## TASK
Reproduce the entire listing word for word.
● ● ● ● ● ● ●
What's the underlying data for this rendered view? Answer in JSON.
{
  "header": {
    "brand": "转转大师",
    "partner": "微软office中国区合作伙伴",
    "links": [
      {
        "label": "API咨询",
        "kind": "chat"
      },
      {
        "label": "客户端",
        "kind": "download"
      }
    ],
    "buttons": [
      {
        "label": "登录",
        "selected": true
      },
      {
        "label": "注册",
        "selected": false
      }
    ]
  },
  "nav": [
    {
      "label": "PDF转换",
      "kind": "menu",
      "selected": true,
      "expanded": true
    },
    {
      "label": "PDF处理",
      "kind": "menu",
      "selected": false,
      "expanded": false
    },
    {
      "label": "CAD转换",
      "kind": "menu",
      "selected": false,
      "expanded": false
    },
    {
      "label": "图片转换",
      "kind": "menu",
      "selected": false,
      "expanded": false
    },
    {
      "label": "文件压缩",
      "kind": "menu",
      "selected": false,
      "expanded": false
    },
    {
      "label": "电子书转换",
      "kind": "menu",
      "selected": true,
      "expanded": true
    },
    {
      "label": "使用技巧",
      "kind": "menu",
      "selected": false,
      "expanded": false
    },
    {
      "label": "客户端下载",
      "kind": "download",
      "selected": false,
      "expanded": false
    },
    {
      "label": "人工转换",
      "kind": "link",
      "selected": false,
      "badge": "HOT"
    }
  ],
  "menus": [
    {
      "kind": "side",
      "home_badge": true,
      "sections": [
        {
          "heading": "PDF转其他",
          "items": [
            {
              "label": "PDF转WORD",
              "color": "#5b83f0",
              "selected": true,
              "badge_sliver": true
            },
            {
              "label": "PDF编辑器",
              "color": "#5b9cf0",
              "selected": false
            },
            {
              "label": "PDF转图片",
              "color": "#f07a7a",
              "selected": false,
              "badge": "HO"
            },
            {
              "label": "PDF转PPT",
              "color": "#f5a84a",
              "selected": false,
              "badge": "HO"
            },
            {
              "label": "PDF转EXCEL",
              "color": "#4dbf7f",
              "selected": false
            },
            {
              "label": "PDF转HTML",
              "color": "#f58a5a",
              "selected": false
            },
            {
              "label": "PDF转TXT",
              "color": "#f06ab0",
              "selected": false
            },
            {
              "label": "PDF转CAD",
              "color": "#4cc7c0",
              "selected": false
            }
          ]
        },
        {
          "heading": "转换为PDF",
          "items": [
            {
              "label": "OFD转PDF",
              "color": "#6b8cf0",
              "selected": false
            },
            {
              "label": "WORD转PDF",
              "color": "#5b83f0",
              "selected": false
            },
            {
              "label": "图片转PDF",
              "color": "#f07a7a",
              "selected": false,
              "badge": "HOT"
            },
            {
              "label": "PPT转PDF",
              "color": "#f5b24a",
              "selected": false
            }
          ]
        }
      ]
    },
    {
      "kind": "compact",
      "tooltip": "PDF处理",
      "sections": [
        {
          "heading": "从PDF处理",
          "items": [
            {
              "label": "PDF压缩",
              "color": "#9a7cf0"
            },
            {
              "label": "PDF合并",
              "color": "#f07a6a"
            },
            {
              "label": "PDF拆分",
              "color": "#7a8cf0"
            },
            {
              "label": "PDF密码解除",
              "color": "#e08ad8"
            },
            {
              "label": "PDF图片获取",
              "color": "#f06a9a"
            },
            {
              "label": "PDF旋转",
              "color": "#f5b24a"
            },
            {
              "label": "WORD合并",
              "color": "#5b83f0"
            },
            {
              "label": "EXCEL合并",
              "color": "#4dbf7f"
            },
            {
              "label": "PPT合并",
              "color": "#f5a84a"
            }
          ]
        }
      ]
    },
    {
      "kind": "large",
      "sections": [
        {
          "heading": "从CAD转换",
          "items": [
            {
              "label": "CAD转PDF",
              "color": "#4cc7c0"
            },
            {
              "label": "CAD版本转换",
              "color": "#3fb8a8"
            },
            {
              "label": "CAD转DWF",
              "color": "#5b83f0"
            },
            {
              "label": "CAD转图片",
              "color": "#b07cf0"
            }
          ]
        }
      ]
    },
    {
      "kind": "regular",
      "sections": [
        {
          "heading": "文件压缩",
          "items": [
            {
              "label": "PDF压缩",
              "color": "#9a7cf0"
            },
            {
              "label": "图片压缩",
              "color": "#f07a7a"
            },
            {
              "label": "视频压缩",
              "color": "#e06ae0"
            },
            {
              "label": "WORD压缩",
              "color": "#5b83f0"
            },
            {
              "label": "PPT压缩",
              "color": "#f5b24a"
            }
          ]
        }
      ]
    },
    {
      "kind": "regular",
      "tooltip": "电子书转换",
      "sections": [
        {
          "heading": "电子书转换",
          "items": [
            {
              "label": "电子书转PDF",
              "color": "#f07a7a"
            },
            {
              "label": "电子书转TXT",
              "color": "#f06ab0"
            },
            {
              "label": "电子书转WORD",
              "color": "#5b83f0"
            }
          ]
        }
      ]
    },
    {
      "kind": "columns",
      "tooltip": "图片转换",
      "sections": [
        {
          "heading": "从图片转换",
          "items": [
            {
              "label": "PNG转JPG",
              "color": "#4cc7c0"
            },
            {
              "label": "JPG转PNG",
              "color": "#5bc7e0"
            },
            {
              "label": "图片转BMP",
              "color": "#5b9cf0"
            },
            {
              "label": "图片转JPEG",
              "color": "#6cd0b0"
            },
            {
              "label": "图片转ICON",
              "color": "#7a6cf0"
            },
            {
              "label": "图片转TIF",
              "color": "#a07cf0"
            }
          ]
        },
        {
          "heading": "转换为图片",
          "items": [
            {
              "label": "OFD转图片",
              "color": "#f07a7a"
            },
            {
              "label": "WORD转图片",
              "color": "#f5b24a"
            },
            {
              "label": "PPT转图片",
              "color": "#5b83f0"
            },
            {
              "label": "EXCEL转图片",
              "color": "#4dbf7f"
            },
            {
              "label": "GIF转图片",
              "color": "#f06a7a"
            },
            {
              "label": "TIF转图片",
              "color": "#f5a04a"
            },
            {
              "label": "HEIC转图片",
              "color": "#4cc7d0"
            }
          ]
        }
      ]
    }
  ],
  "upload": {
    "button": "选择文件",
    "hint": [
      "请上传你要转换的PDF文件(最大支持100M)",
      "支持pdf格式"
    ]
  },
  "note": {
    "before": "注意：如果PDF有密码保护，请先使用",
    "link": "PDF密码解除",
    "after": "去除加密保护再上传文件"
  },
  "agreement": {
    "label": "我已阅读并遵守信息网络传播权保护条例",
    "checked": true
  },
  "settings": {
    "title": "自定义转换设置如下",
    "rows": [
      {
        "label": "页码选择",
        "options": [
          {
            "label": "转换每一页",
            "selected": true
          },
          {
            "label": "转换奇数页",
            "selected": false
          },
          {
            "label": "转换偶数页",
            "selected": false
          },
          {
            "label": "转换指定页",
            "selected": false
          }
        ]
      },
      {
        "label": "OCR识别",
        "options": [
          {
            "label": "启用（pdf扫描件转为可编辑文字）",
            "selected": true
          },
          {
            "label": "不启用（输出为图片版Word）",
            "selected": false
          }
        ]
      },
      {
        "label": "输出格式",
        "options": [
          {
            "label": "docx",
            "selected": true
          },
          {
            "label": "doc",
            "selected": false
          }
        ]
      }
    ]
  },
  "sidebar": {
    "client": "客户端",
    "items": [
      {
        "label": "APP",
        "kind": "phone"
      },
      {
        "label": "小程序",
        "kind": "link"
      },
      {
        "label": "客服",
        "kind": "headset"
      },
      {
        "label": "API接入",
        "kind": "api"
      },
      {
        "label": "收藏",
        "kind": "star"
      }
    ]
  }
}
● ● ● ● ● ● ●
## EXERCISE SOLUTION
What's the underlying data for this rendered view? Answer in JSON.
{
  "header": {
    "brand": "转转大师",
    "partner": "微软office中国区合作伙伴",
    "links": [
      {
        "label": "API咨询",
        "kind": "chat"
      },
      {
        "label": "客户端",
        "kind": "download"
      }
    ],
    "buttons": [
      {
        "label": "登录",
        "selected": true
      },
      {
        "label": "注册",
        "selected": false
      }
    ]
  },
  "nav": [
    {
      "label": "PDF转换",
      "kind": "menu",
      "selected": true,
      "expanded": true
    },
    {
      "label": "PDF处理",
      "kind": "menu",
      "selected": false,
      "expanded": false
    },
    {
      "label": "CAD转换",
      "kind": "menu",
      "selected": false,
      "expanded": false
    },
    {
      "label": "图片转换",
      "kind": "menu",
      "selected": false,
      "expanded": false
    },
    {
      "label": "文件压缩",
      "kind": "menu",
      "selected": false,
      "expanded": false
    },
    {
      "label": "电子书转换",
      "kind": "menu",
      "selected": true,
      "expanded": true
    },
    {
      "label": "使用技巧",
      "kind": "menu",
      "selected": false,
      "expanded": false
    },
    {
      "label": "客户端下载",
      "kind": "download",
      "selected": false,
      "expanded": false
    },
    {
      "label": "人工转换",
      "kind": "link",
      "selected": false,
      "badge": "HOT"
    }
  ],
  "menus": [
    {
      "kind": "side",
      "home_badge": true,
      "sections": [
        {
          "heading": "PDF转其他",
          "items": [
            {
              "label": "PDF转WORD",
              "color": "#5b83f0",
              "selected": true,
              "badge_sliver": true
            },
            {
              "label": "PDF编辑器",
              "color": "#5b9cf0",
              "selected": false
            },
            {
              "label": "PDF转图片",
              "color": "#f07a7a",
              "selected": false,
              "badge": "HO"
            },
            {
              "label": "PDF转PPT",
              "color": "#f5a84a",
              "selected": false,
              "badge": "HO"
            },
            {
              "label": "PDF转EXCEL",
              "color": "#4dbf7f",
              "selected": false
            },
            {
              "label": "PDF转HTML",
              "color": "#f58a5a",
              "selected": false
            },
            {
              "label": "PDF转TXT",
              "color": "#f06ab0",
              "selected": false
            },
            {
              "label": "PDF转CAD",
              "color": "#4cc7c0",
              "selected": false
            }
          ]
        },
        {
          "heading": "转换为PDF",
          "items": [
            {
              "label": "OFD转PDF",
              "color": "#6b8cf0",
              "selected": false
            },
            {
              "label": "WORD转PDF",
              "color": "#5b83f0",
              "selected": false
            },
            {
              "label": "图片转PDF",
              "color": "#f07a7a",
              "selected": false,
              "badge": "HOT"
            },
            {
              "label": "PPT转PDF",
              "color": "#f5b24a",
              "selected": false
            }
          ]
        }
      ]
    },
    {
      "kind": "compact",
      "tooltip": "PDF处理",
      "sections": [
        {
          "heading": "从PDF处理",
          "items": [
            {
              "label": "PDF压缩",
              "color": "#9a7cf0"
            },
            {
              "label": "PDF合并",
              "color": "#f07a6a"
            },
            {
              "label": "PDF拆分",
              "color": "#7a8cf0"
            },
            {
              "label": "PDF密码解除",
              "color": "#e08ad8"
            },
            {
              "label": "PDF图片获取",
              "color": "#f06a9a"
            },
            {
              "label": "PDF旋转",
              "color": "#f5b24a"
            },
            {
              "label": "WORD合并",
              "color": "#5b83f0"
            },
            {
              "label": "EXCEL合并",
              "color": "#4dbf7f"
            },
            {
              "label": "PPT合并",
              "color": "#f5a84a"
            }
          ]
        }
      ]
    },
    {
      "kind": "large",
      "sections": [
        {
          "heading": "从CAD转换",
          "items": [
            {
              "label": "CAD转PDF",
              "color": "#4cc7c0"
            },
            {
              "label": "CAD版本转换",
              "color": "#3fb8a8"
            },
            {
              "label": "CAD转DWF",
              "color": "#5b83f0"
            },
            {
              "label": "CAD转图片",
              "color": "#b07cf0"
            }
          ]
        }
      ]
    },
    {
      "kind": "regular",
      "sections": [
        {
          "heading": "文件压缩",
          "items": [
            {
              "label": "PDF压缩",
              "color": "#9a7cf0"
            },
            {
              "label": "图片压缩",
              "color": "#f07a7a"
            },
            {
              "label": "视频压缩",
              "color": "#e06ae0"
            },
            {
              "label": "WORD压缩",
              "color": "#5b83f0"
            },
            {
              "label": "PPT压缩",
              "color": "#f5b24a"
            }
          ]
        }
      ]
    },
    {
      "kind": "regular",
      "tooltip": "电子书转换",
      "sections": [
        {
          "heading": "电子书转换",
          "items": [
            {
              "label": "电子书转PDF",
              "color": "#f07a7a"
            },
            {
              "label": "电子书转TXT",
              "color": "#f06ab0"
            },
            {
              "label": "电子书转WORD",
              "color": "#5b83f0"
            }
          ]
        }
      ]
    },
    {
      "kind": "columns",
      "tooltip": "图片转换",
      "sections": [
        {
          "heading": "从图片转换",
          "items": [
            {
              "label": "PNG转JPG",
              "color": "#4cc7c0"
            },
            {
              "label": "JPG转PNG",
              "color": "#5bc7e0"
            },
            {
              "label": "图片转BMP",
              "color": "#5b9cf0"
            },
            {
              "label": "图片转JPEG",
              "color": "#6cd0b0"
            },
            {
              "label": "图片转ICON",
              "color": "#7a6cf0"
            },
            {
              "label": "图片转TIF",
              "color": "#a07cf0"
            }
          ]
        },
        {
          "heading": "转换为图片",
          "items": [
            {
              "label": "OFD转图片",
              "color": "#f07a7a"
            },
            {
              "label": "WORD转图片",
              "color": "#f5b24a"
            },
            {
              "label": "PPT转图片",
              "color": "#5b83f0"
            },
            {
              "label": "EXCEL转图片",
              "color": "#4dbf7f"
            },
            {
              "label": "GIF转图片",
              "color": "#f06a7a"
            },
            {
              "label": "TIF转图片",
              "color": "#f5a04a"
            },
            {
              "label": "HEIC转图片",
              "color": "#4cc7d0"
            }
          ]
        }
      ]
    }
  ],
  "upload": {
    "button": "选择文件",
    "hint": [
      "请上传你要转换的PDF文件(最大支持100M)",
      "支持pdf格式"
    ]
  },
  "note": {
    "before": "注意：如果PDF有密码保护，请先使用",
    "link": "PDF密码解除",
    "after": "去除加密保护再上传文件"
  },
  "agreement": {
    "label": "我已阅读并遵守信息网络传播权保护条例",
    "checked": true
  },
  "settings": {
    "title": "自定义转换设置如下",
    "rows": [
      {
        "label": "页码选择",
        "options": [
          {
            "label": "转换每一页",
            "selected": true
          },
          {
            "label": "转换奇数页",
            "selected": false
          },
          {
            "label": "转换偶数页",
            "selected": false
          },
          {
            "label": "转换指定页",
            "selected": false
          }
        ]
      },
      {
        "label": "OCR识别",
        "options": [
          {
            "label": "启用（pdf扫描件转为可编辑文字）",
            "selected": true
          },
          {
            "label": "不启用（输出为图片版Word）",
            "selected": false
          }
        ]
      },
      {
        "label": "输出格式",
        "options": [
          {
            "label": "docx",
            "selected": true
          },
          {
            "label": "doc",
            "selected": false
          }
        ]
      }
    ]
  },
  "sidebar": {
    "client": "客户端",
    "items": [
      {
        "label": "APP",
        "kind": "phone"
      },
      {
        "label": "小程序",
        "kind": "link"
      },
      {
        "label": "客服",
        "kind": "headset"
      },
      {
        "label": "API接入",
        "kind": "api"
      },
      {
        "label": "收藏",
        "kind": "star"
      }
    ]
  }
}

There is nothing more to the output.